**Your objective:** Every record below should be printed exactly as given.

[Data excerpts]
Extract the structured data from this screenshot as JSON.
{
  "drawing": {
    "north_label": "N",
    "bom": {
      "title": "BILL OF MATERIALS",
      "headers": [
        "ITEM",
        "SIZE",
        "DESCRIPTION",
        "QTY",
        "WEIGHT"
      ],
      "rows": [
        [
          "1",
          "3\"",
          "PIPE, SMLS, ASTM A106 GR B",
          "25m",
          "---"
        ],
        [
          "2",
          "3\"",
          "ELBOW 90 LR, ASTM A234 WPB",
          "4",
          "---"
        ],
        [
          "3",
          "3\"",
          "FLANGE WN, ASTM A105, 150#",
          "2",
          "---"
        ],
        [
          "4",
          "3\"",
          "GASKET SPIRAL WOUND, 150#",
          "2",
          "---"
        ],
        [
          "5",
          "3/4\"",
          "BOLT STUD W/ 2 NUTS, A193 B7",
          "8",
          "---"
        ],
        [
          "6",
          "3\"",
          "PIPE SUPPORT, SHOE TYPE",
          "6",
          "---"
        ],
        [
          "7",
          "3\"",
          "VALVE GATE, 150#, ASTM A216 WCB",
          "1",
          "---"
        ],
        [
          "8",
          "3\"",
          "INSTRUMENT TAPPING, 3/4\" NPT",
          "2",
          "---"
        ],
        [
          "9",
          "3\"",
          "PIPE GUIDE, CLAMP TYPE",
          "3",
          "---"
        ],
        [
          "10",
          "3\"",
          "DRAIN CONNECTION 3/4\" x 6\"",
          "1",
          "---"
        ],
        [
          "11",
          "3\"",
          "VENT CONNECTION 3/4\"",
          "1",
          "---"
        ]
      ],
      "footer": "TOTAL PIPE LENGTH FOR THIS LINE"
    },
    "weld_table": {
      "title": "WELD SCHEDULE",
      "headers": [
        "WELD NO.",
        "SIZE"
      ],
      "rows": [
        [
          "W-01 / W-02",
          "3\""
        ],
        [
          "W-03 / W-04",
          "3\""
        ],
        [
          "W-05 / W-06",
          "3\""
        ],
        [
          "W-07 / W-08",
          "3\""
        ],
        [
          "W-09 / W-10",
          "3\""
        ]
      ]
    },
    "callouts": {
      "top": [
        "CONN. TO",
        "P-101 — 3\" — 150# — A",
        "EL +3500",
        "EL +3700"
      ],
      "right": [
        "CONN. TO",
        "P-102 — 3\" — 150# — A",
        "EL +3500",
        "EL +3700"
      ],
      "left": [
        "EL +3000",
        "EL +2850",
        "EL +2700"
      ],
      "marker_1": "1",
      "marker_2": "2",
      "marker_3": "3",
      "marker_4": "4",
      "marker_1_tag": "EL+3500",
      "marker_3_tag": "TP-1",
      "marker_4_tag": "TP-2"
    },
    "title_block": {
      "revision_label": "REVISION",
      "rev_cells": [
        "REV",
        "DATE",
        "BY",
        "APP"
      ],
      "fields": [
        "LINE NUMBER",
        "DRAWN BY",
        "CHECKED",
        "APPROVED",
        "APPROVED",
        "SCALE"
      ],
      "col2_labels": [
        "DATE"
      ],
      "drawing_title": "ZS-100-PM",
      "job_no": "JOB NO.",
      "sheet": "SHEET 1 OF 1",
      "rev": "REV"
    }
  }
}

**Answer to the exercise:**
Extract the structured data from this screenshot as JSON.
{
  "drawing": {
    "north_label": "N",
    "bom": {
      "title": "BILL OF MATERIALS",
      "headers": [
        "ITEM",
        "SIZE",
        "DESCRIPTION",
        "QTY",
        "WEIGHT"
      ],
      "rows": [
        [
          "1",
          "3\"",
          "PIPE, SMLS, ASTM A106 GR B",
          "25m",
          "---"
        ],
        [
          "2",
          "3\"",
          "ELBOW 90 LR, ASTM A234 WPB",
          "4",
          "---"
        ],
        [
          "3",
          "3\"",
          "FLANGE WN, ASTM A105, 150#",
          "2",
          "---"
        ],
        [
          "4",
          "3\"",
          "GASKET SPIRAL WOUND, 150#",
          "2",
          "---"
        ],
        [
          "5",
          "3/4\"",
          "BOLT STUD W/ 2 NUTS, A193 B7",
          "8",
          "---"
        ],
        [
          "6",
          "3\"",
          "PIPE SUPPORT, SHOE TYPE",
          "6",
          "---"
        ],
        [
          "7",
          "3\"",
          "VALVE GATE, 150#, ASTM A216 WCB",
          "1",
          "---"
        ],
        [
          "8",
          "3\"",
          "INSTRUMENT TAPPING, 3/4\" NPT",
          "2",
          "---"
        ],
        [
          "9",
          "3\"",
          "PIPE GUIDE, CLAMP TYPE",
          "3",
          "---"
        ],
        [
          "10",
          "3\"",
          "DRAIN CONNECTION 3/4\" x 6\"",
          "1",
          "---"
        ],
        [
          "11",
          "3\"",
          "VENT CONNECTION 3/4\"",
          "1",
          "---"
        ]
      ],
      "footer": "TOTAL PIPE LENGTH FOR THIS LINE"
    },
    "weld_table": {
      "title": "WELD SCHEDULE",
      "headers": [
        "WELD NO.",
        "SIZE"
      ],
      "rows": [
        [
          "W-01 / W-02",
          "3\""
        ],
        [
          "W-03 / W-04",
          "3\""
        ],
        [
          "W-05 / W-06",
          "3\""
        ],
        [
          "W-07 / W-08",
          "3\""
        ],
        [
          "W-09 / W-10",
          "3\""
        ]
      ]
    },
    "callouts": {
      "top": [
        "CONN. TO",
        "P-101 — 3\" — 150# — A",
        "EL +3500",
        "EL +3700"
      ],
      "right": [
        "CONN. TO",
        "P-102 — 3\" — 150# — A",
        "EL +3500",
        "EL +3700"
      ],
      "left": [
        "EL +3000",
        "EL +2850",
        "EL +2700"
      ],
      "marker_1": "1",
      "marker_2": "2",
      "marker_3": "3",
      "marker_4": "4",
      "marker_1_tag": "EL+3500",
      "marker_3_tag": "TP-1",
      "marker_4_tag": "TP-2"
    },
    "title_block": {
      "revision_label": "REVISION",
      "rev_cells": [
        "REV",
        "DATE",
        "BY",
        "APP"
      ],
      "fields": [
        "LINE NUMBER",
        "DRAWN BY",
        "CHECKED",
        "APPROVED",
        "APPROVED",
        "SCALE"
      ],
      "col2_labels": [
        "DATE"
      ],
      "drawing_title": "ZS-100-PM",
      "job_no": "JOB NO.",
      "sheet": "SHEET 1 OF 1",
      "rev": "REV"
    }
  }
}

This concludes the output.